WHAT YOU SHOULD DO.
For each line below that includes the word "down", make a copy.

ROWS.

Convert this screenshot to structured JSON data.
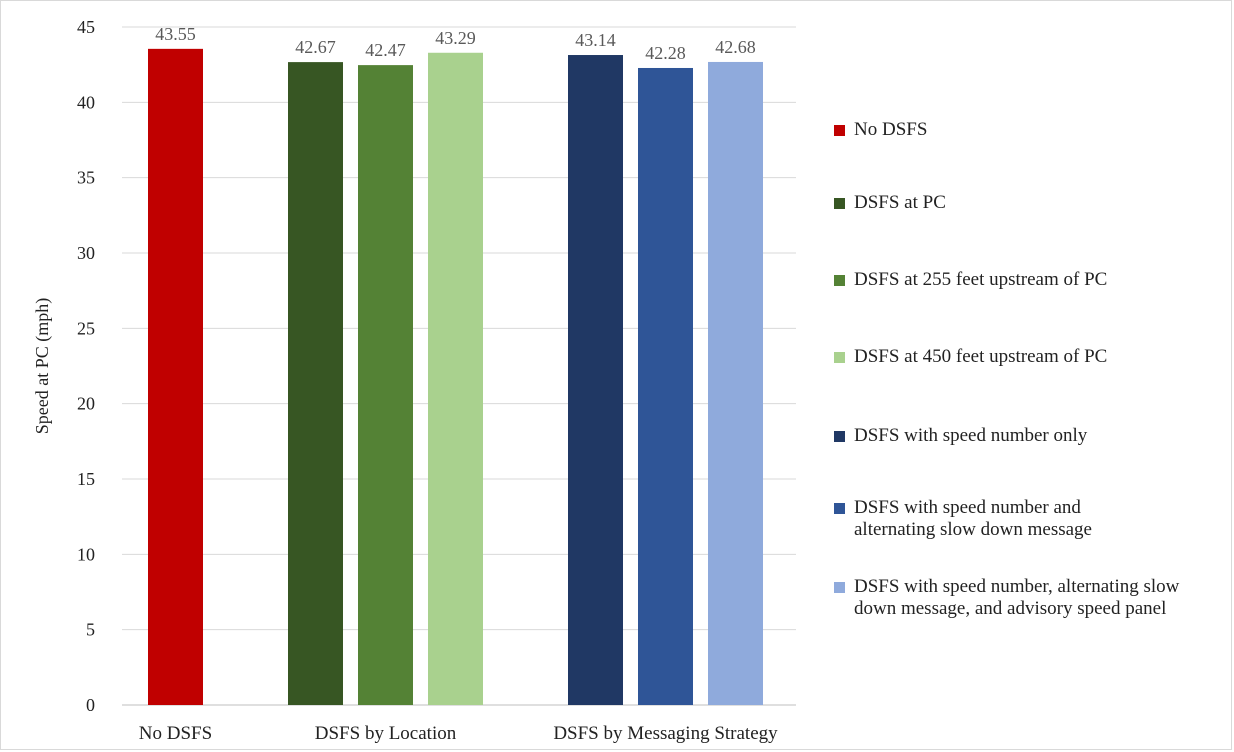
{
  "chart_data": {
    "type": "bar",
    "ylabel": "Speed at PC (mph)",
    "xlabel": "",
    "ylim": [
      0,
      45
    ],
    "y_ticks": [
      0,
      5,
      10,
      15,
      20,
      25,
      30,
      35,
      40,
      45
    ],
    "grid": true,
    "legend_position": "right",
    "groups": [
      {
        "label": "No DSFS",
        "bars": [
          0
        ]
      },
      {
        "label": "DSFS by Location",
        "bars": [
          1,
          2,
          3
        ]
      },
      {
        "label": "DSFS by Messaging Strategy",
        "bars": [
          4,
          5,
          6
        ]
      }
    ],
    "series": [
      {
        "name": "No DSFS",
        "value": 43.55,
        "label": "43.55",
        "color": "#c00000"
      },
      {
        "name": "DSFS at PC",
        "value": 42.67,
        "label": "42.67",
        "color": "#375623"
      },
      {
        "name": "DSFS at 255 feet upstream of PC",
        "value": 42.47,
        "label": "42.47",
        "color": "#548235"
      },
      {
        "name": "DSFS at 450 feet upstream of PC",
        "value": 43.29,
        "label": "43.29",
        "color": "#a9d18e"
      },
      {
        "name": "DSFS with speed number only",
        "value": 43.14,
        "label": "43.14",
        "color": "#203864"
      },
      {
        "name": "DSFS with speed number and alternating slow down message",
        "value": 42.28,
        "label": "42.28",
        "color": "#2f5597"
      },
      {
        "name": "DSFS with speed number, alternating slow down message, and advisory speed panel",
        "value": 42.68,
        "label": "42.68",
        "color": "#8faadc"
      }
    ]
  }
}
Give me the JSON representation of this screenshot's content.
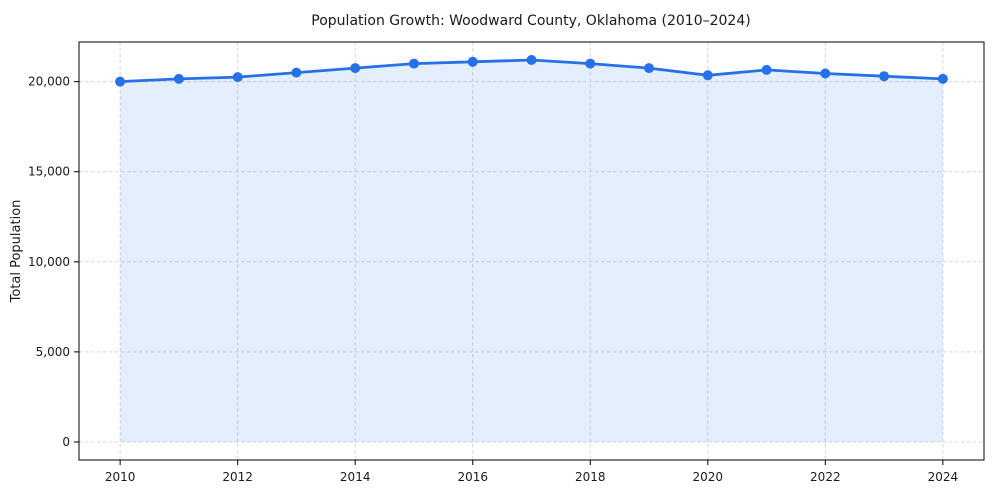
{
  "figure": {
    "background": "#ffffff"
  },
  "chart_data": {
    "type": "line",
    "title": "Population Growth: Woodward County, Oklahoma (2010–2024)",
    "xlabel": "",
    "ylabel": "Total Population",
    "x": [
      2010,
      2011,
      2012,
      2013,
      2014,
      2015,
      2016,
      2017,
      2018,
      2019,
      2020,
      2021,
      2022,
      2023,
      2024
    ],
    "series": [
      {
        "name": "Total Population",
        "values": [
          20000,
          20150,
          20250,
          20500,
          20750,
          21000,
          21100,
          21200,
          21000,
          20750,
          20350,
          20650,
          20450,
          20300,
          20150
        ]
      }
    ],
    "xticks": [
      2010,
      2012,
      2014,
      2016,
      2018,
      2020,
      2022,
      2024
    ],
    "yticks": [
      0,
      5000,
      10000,
      15000,
      20000
    ],
    "xlim": [
      2009.3,
      2024.7
    ],
    "ylim": [
      -1000,
      22200
    ],
    "grid": true,
    "legend_position": "none",
    "area_fill_to": 0,
    "marker": "circle",
    "colors": {
      "line": "#2671e8",
      "fill_opacity": 0.12,
      "grid": "#d8d8d8",
      "axis": "#000000",
      "text": "#1a1a1a",
      "background": "#ffffff"
    }
  }
}
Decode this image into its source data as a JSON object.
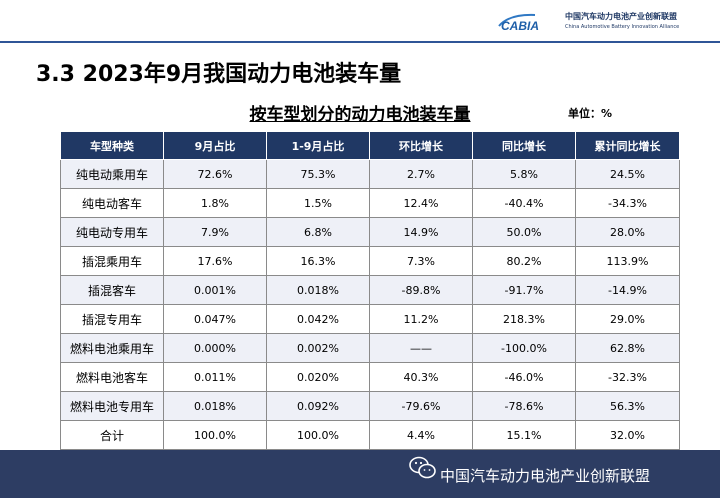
{
  "header": {
    "logo_text": "CABIA",
    "org_name_cn": "中国汽车动力电池产业创新联盟",
    "org_name_en": "China Automotive Battery Innovation Alliance"
  },
  "slide_title": "3.3  2023年9月我国动力电池装车量",
  "table_title": "按车型划分的动力电池装车量",
  "unit_label": "单位：%",
  "table": {
    "headers": [
      "车型种类",
      "9月占比",
      "1-9月占比",
      "环比增长",
      "同比增长",
      "累计同比增长"
    ],
    "rows": [
      [
        "纯电动乘用车",
        "72.6%",
        "75.3%",
        "2.7%",
        "5.8%",
        "24.5%"
      ],
      [
        "纯电动客车",
        "1.8%",
        "1.5%",
        "12.4%",
        "-40.4%",
        "-34.3%"
      ],
      [
        "纯电动专用车",
        "7.9%",
        "6.8%",
        "14.9%",
        "50.0%",
        "28.0%"
      ],
      [
        "插混乘用车",
        "17.6%",
        "16.3%",
        "7.3%",
        "80.2%",
        "113.9%"
      ],
      [
        "插混客车",
        "0.001%",
        "0.018%",
        "-89.8%",
        "-91.7%",
        "-14.9%"
      ],
      [
        "插混专用车",
        "0.047%",
        "0.042%",
        "11.2%",
        "218.3%",
        "29.0%"
      ],
      [
        "燃料电池乘用车",
        "0.000%",
        "0.002%",
        "——",
        "-100.0%",
        "62.8%"
      ],
      [
        "燃料电池客车",
        "0.011%",
        "0.020%",
        "40.3%",
        "-46.0%",
        "-32.3%"
      ],
      [
        "燃料电池专用车",
        "0.018%",
        "0.092%",
        "-79.6%",
        "-78.6%",
        "56.3%"
      ],
      [
        "合计",
        "100.0%",
        "100.0%",
        "4.4%",
        "15.1%",
        "32.0%"
      ]
    ]
  },
  "footer": {
    "wechat_icon": "wechat-icon",
    "text": "中国汽车动力电池产业创新联盟"
  },
  "colors": {
    "header_fill": "#203864",
    "footer_fill": "#2d3d63",
    "band_fill": "#eef0f7"
  }
}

RESULT FOR THIS EXERCISE.
        "name": "DSFS with speed number and alternating slow down message",
        "name": "DSFS with speed number, alternating slow down message, and advisory speed panel",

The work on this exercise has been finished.